» **PROBLEM DETAILS**
Write out the listing below again, precisely as it is given.

» **MATERIAL FOR THE TASK**
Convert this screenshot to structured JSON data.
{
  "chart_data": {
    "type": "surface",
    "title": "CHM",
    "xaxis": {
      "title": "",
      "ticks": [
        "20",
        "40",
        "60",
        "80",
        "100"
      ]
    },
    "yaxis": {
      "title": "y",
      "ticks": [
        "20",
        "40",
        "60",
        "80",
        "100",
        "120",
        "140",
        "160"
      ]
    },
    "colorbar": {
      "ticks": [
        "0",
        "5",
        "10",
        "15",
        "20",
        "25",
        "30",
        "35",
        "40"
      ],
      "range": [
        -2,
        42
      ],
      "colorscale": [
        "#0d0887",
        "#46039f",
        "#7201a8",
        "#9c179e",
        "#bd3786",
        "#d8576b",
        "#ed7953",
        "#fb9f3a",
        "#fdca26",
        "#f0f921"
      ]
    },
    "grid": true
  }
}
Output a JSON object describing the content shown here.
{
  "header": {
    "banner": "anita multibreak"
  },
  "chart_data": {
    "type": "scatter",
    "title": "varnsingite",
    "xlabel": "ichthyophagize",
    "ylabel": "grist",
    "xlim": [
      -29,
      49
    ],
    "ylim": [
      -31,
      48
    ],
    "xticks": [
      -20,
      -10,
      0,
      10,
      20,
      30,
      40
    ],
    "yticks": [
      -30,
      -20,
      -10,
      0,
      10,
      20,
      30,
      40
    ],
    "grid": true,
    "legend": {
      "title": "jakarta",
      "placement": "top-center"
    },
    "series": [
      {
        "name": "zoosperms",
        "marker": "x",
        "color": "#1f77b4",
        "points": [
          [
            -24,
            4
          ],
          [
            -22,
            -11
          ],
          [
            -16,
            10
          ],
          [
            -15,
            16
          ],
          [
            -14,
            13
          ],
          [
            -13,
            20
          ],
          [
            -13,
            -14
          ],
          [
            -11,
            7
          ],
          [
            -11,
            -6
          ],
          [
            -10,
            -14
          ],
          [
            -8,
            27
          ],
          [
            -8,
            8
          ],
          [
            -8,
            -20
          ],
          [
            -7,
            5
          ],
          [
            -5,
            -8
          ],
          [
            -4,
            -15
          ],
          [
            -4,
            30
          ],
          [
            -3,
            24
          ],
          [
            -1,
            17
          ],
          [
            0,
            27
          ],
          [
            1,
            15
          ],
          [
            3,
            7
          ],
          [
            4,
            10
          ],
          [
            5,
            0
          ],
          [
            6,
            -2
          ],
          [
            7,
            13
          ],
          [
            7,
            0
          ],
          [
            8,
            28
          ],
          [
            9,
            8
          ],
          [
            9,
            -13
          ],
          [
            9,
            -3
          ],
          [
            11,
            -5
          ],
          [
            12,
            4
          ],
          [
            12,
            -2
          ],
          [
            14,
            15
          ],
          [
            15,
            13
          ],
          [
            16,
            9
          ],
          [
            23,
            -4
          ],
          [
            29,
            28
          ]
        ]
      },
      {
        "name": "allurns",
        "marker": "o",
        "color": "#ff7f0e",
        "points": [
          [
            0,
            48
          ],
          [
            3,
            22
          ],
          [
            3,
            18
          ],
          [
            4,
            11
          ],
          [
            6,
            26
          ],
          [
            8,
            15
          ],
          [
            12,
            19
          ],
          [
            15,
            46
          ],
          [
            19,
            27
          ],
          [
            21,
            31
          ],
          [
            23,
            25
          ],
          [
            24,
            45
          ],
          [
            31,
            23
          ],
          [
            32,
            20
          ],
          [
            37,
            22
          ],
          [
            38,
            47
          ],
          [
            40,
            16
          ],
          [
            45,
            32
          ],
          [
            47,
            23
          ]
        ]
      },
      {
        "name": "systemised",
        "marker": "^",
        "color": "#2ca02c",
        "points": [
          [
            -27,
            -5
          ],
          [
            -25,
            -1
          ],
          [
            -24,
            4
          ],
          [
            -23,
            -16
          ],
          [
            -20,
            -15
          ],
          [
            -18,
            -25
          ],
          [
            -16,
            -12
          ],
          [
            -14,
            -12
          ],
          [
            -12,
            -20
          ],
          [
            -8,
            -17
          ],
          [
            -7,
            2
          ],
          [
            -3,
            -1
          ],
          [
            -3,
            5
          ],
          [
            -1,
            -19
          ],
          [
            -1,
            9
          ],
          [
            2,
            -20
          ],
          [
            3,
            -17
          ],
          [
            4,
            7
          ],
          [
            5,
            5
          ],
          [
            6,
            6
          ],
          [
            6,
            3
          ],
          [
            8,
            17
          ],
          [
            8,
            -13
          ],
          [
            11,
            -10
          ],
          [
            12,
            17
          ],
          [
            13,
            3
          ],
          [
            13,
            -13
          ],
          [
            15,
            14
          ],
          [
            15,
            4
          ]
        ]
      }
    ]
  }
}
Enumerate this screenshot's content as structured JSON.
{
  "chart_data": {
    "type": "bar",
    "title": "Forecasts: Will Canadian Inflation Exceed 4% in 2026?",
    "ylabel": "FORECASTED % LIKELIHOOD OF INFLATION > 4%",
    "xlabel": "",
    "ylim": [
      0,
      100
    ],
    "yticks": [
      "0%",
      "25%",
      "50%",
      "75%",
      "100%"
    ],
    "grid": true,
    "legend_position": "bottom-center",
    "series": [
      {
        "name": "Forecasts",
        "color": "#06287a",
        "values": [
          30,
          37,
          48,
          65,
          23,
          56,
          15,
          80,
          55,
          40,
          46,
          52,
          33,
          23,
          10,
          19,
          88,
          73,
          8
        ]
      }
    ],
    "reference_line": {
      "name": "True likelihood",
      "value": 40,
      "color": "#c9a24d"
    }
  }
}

» **EXERCISE RESULT**
Convert this screenshot to structured JSON data.
{
  "chart_data": {
    "type": "surface",
    "title": "CHM",
    "xaxis": {
      "title": "",
      "ticks": [
        "20",
        "40",
        "60",
        "80",
        "100"
      ]
    },
    "yaxis": {
      "title": "y",
      "ticks": [
        "20",
        "40",
        "60",
        "80",
        "100",
        "120",
        "140",
        "160"
      ]
    },
    "colorbar": {
      "ticks": [
        "0",
        "5",
        "10",
        "15",
        "20",
        "25",
        "30",
        "35",
        "40"
      ],
      "range": [
        -2,
        42
      ],
      "colorscale": [
        "#0d0887",
        "#46039f",
        "#7201a8",
        "#9c179e",
        "#bd3786",
        "#d8576b",
        "#ed7953",
        "#fb9f3a",
        "#fdca26",
        "#f0f921"
      ]
    },
    "grid": true
  }
}
Output a JSON object describing the content shown here.
{
  "header": {
    "banner": "anita multibreak"
  },
  "chart_data": {
    "type": "scatter",
    "title": "varnsingite",
    "xlabel": "ichthyophagize",
    "ylabel": "grist",
    "xlim": [
      -29,
      49
    ],
    "ylim": [
      -31,
      48
    ],
    "xticks": [
      -20,
      -10,
      0,
      10,
      20,
      30,
      40
    ],
    "yticks": [
      -30,
      -20,
      -10,
      0,
      10,
      20,
      30,
      40
    ],
    "grid": true,
    "legend": {
      "title": "jakarta",
      "placement": "top-center"
    },
    "series": [
      {
        "name": "zoosperms",
        "marker": "x",
        "color": "#1f77b4",
        "points": [
          [
            -24,
            4
          ],
          [
            -22,
            -11
          ],
          [
            -16,
            10
          ],
          [
            -15,
            16
          ],
          [
            -14,
            13
          ],
          [
            -13,
            20
          ],
          [
            -13,
            -14
          ],
          [
            -11,
            7
          ],
          [
            -11,
            -6
          ],
          [
            -10,
            -14
          ],
          [
            -8,
            27
          ],
          [
            -8,
            8
          ],
          [
            -8,
            -20
          ],
          [
            -7,
            5
          ],
          [
            -5,
            -8
          ],
          [
            -4,
            -15
          ],
          [
            -4,
            30
          ],
          [
            -3,
            24
          ],
          [
            -1,
            17
          ],
          [
            0,
            27
          ],
          [
            1,
            15
          ],
          [
            3,
            7
          ],
          [
            4,
            10
          ],
          [
            5,
            0
          ],
          [
            6,
            -2
          ],
          [
            7,
            13
          ],
          [
            7,
            0
          ],
          [
            8,
            28
          ],
          [
            9,
            8
          ],
          [
            9,
            -13
          ],
          [
            9,
            -3
          ],
          [
            11,
            -5
          ],
          [
            12,
            4
          ],
          [
            12,
            -2
          ],
          [
            14,
            15
          ],
          [
            15,
            13
          ],
          [
            16,
            9
          ],
          [
            23,
            -4
          ],
          [
            29,
            28
          ]
        ]
      },
      {
        "name": "allurns",
        "marker": "o",
        "color": "#ff7f0e",
        "points": [
          [
            0,
            48
          ],
          [
            3,
            22
          ],
          [
            3,
            18
          ],
          [
            4,
            11
          ],
          [
            6,
            26
          ],
          [
            8,
            15
          ],
          [
            12,
            19
          ],
          [
            15,
            46
          ],
          [
            19,
            27
          ],
          [
            21,
            31
          ],
          [
            23,
            25
          ],
          [
            24,
            45
          ],
          [
            31,
            23
          ],
          [
            32,
            20
          ],
          [
            37,
            22
          ],
          [
            38,
            47
          ],
          [
            40,
            16
          ],
          [
            45,
            32
          ],
          [
            47,
            23
          ]
        ]
      },
      {
        "name": "systemised",
        "marker": "^",
        "color": "#2ca02c",
        "points": [
          [
            -27,
            -5
          ],
          [
            -25,
            -1
          ],
          [
            -24,
            4
          ],
          [
            -23,
            -16
          ],
          [
            -20,
            -15
          ],
          [
            -18,
            -25
          ],
          [
            -16,
            -12
          ],
          [
            -14,
            -12
          ],
          [
            -12,
            -20
          ],
          [
            -8,
            -17
          ],
          [
            -7,
            2
          ],
          [
            -3,
            -1
          ],
          [
            -3,
            5
          ],
          [
            -1,
            -19
          ],
          [
            -1,
            9
          ],
          [
            2,
            -20
          ],
          [
            3,
            -17
          ],
          [
            4,
            7
          ],
          [
            5,
            5
          ],
          [
            6,
            6
          ],
          [
            6,
            3
          ],
          [
            8,
            17
          ],
          [
            8,
            -13
          ],
          [
            11,
            -10
          ],
          [
            12,
            17
          ],
          [
            13,
            3
          ],
          [
            13,
            -13
          ],
          [
            15,
            14
          ],
          [
            15,
            4
          ]
        ]
      }
    ]
  }
}
Enumerate this screenshot's content as structured JSON.
{
  "chart_data": {
    "type": "bar",
    "title": "Forecasts: Will Canadian Inflation Exceed 4% in 2026?",
    "ylabel": "FORECASTED % LIKELIHOOD OF INFLATION > 4%",
    "xlabel": "",
    "ylim": [
      0,
      100
    ],
    "yticks": [
      "0%",
      "25%",
      "50%",
      "75%",
      "100%"
    ],
    "grid": true,
    "legend_position": "bottom-center",
    "series": [
      {
        "name": "Forecasts",
        "color": "#06287a",
        "values": [
          30,
          37,
          48,
          65,
          23,
          56,
          15,
          80,
          55,
          40,
          46,
          52,
          33,
          23,
          10,
          19,
          88,
          73,
          8
        ]
      }
    ],
    "reference_line": {
      "name": "True likelihood",
      "value": 40,
      "color": "#c9a24d"
    }
  }
}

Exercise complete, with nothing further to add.